■ Given information:
____

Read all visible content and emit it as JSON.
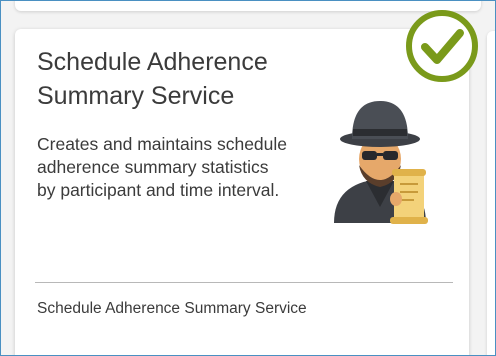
{
  "card": {
    "title": "Schedule Adherence Summary Service",
    "description": "Creates and maintains schedule adherence summary statistics by participant and time interval.",
    "footer": "Schedule Adherence Summary Service"
  },
  "icons": {
    "illustration": "spy-with-scroll-icon",
    "status": "check-circle-icon"
  },
  "colors": {
    "status_check": "#7a9a1a",
    "frame_border": "#4a90c2",
    "scroll": "#f3d27a"
  }
}
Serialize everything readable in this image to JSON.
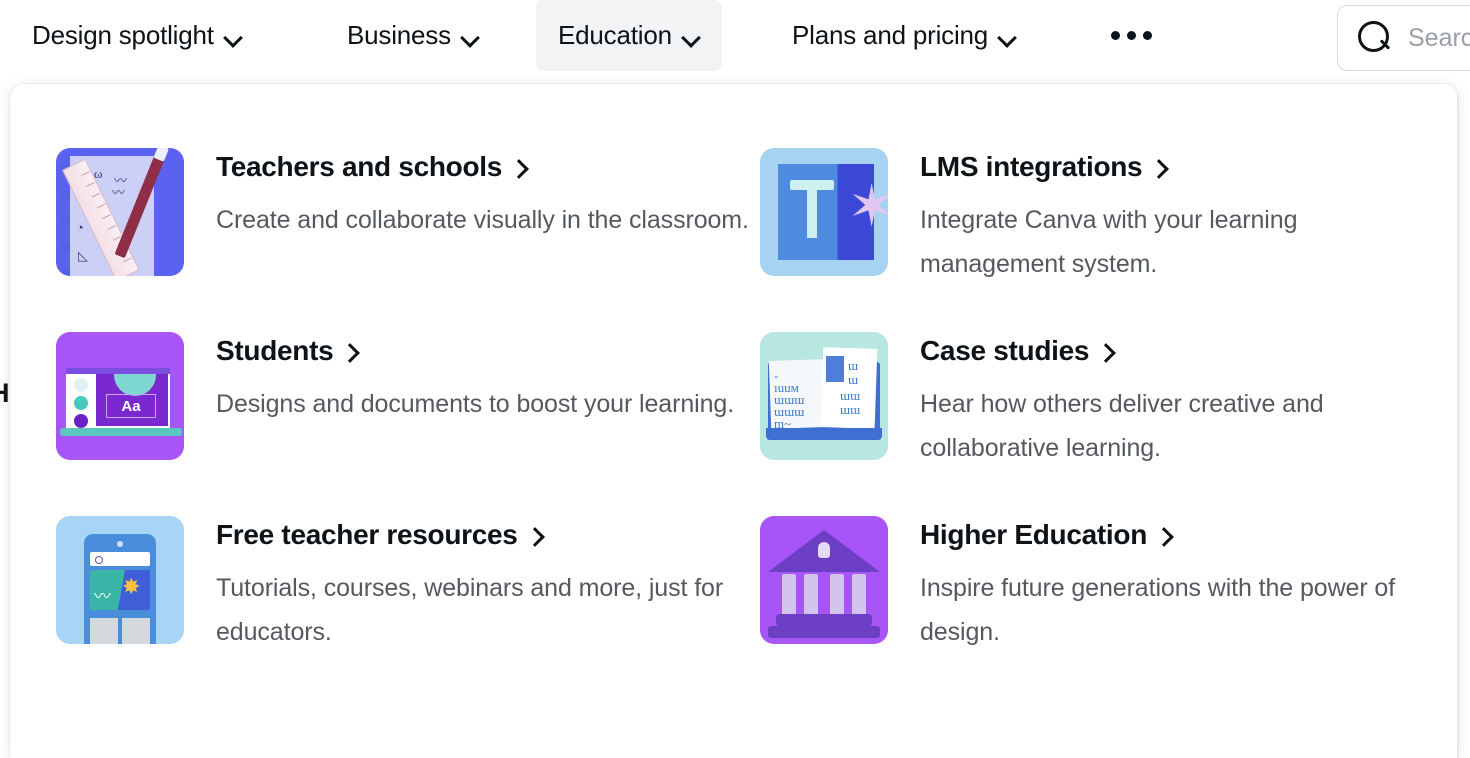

____

■ Your goal: Every entry above needs to be retyped exactly; drop the pictures.

■ Result of this task:
Read all visible content and emit it as JSON.
{
  "card": {
    "title": "Schedule Adherence Summary Service",
    "description": "Creates and maintains schedule adherence summary statistics by participant and time interval.",
    "footer": "Schedule Adherence Summary Service"
  },
  "icons": {
    "illustration": "spy-with-scroll-icon",
    "status": "check-circle-icon"
  },
  "colors": {
    "status_check": "#7a9a1a",
    "frame_border": "#4a90c2",
    "scroll": "#f3d27a"
  }
}
Serialize everything readable in this image to JSON.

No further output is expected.